### [What the exercise asks]
Identify every line containing the word "history" and reproduce each one.
══ Data provided
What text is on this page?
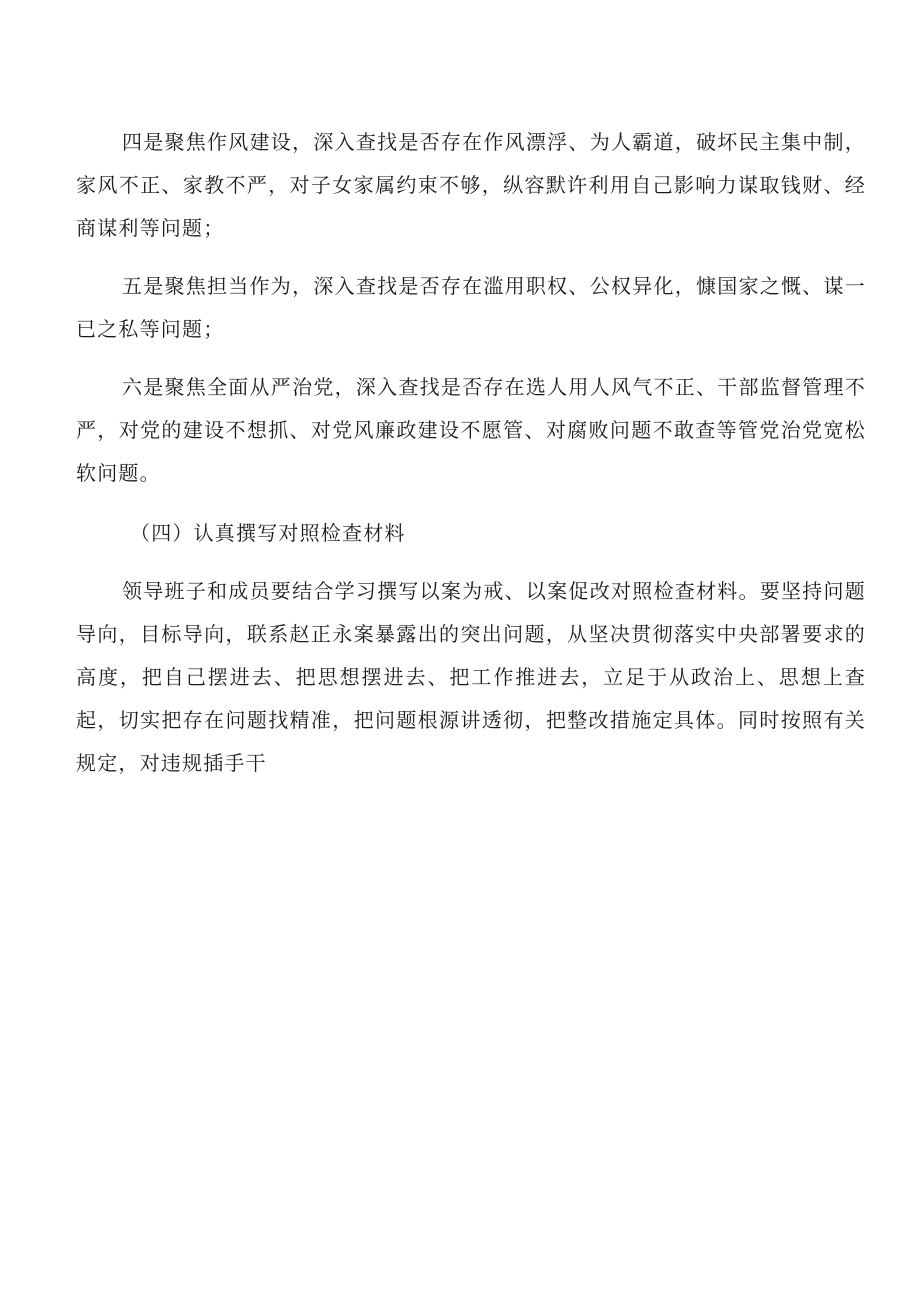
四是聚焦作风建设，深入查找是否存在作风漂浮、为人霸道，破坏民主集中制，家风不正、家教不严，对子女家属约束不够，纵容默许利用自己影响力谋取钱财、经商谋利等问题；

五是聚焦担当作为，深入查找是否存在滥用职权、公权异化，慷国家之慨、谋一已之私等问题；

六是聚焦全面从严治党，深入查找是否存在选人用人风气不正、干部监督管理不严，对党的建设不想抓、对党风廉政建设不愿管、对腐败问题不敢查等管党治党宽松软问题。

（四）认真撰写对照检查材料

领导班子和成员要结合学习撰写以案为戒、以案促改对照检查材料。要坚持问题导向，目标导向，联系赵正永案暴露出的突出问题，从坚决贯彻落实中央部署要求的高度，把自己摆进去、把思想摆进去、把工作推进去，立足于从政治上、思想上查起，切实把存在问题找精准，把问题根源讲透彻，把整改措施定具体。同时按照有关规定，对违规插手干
════
══ Data provided
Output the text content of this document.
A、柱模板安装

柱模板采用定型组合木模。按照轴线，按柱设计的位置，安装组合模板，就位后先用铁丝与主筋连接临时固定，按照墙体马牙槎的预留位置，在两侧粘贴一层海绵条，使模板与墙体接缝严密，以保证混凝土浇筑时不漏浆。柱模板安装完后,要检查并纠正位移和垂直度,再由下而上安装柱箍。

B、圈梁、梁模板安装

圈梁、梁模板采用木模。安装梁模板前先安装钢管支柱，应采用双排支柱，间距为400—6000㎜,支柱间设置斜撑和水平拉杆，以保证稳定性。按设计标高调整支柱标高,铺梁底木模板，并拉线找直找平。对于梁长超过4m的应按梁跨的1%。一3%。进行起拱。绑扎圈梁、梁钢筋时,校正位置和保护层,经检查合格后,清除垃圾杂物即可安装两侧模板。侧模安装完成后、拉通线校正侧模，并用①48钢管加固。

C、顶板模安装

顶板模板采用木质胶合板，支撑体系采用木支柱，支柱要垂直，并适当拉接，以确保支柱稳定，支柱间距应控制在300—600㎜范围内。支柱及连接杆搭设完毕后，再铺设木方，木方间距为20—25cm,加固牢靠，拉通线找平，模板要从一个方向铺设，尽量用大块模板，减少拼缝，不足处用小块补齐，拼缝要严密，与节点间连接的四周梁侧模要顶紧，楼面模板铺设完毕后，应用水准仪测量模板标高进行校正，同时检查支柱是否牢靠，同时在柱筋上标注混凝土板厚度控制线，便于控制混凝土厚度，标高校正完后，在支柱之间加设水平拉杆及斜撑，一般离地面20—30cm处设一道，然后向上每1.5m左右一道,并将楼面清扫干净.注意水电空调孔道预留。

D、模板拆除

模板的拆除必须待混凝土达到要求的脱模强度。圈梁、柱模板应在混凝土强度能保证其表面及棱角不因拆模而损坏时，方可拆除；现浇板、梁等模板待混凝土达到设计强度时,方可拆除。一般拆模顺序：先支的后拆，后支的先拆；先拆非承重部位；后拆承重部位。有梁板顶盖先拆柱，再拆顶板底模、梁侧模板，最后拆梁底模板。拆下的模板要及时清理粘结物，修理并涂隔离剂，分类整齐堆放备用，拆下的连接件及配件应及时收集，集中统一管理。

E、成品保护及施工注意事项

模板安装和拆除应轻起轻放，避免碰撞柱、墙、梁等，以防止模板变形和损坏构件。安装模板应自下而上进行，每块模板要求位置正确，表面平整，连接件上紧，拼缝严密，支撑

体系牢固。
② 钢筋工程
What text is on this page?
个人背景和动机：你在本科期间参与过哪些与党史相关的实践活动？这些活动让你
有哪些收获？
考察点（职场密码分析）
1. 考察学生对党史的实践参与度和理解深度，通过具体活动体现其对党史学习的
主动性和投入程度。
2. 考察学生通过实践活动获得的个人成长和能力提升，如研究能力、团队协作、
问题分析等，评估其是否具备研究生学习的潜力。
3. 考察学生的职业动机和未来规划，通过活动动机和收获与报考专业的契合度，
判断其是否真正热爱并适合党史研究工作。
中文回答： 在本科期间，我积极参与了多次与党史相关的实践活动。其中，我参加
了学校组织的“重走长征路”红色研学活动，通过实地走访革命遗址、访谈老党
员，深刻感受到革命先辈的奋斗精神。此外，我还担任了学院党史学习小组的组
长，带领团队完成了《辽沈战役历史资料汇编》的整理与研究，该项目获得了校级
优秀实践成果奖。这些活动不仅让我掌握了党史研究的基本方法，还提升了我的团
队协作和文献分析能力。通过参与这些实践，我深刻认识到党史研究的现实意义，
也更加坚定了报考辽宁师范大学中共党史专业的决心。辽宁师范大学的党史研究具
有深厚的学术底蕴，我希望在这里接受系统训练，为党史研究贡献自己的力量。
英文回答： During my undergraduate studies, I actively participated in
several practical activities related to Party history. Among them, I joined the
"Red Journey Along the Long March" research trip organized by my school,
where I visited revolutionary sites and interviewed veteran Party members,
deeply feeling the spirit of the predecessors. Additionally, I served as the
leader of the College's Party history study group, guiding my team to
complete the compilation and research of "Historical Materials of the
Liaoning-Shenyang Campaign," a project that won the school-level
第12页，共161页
════
### [Solution for this task]
several practical activities related to Party history. Among them, I joined the
leader of the College's Party history study group, guiding my team to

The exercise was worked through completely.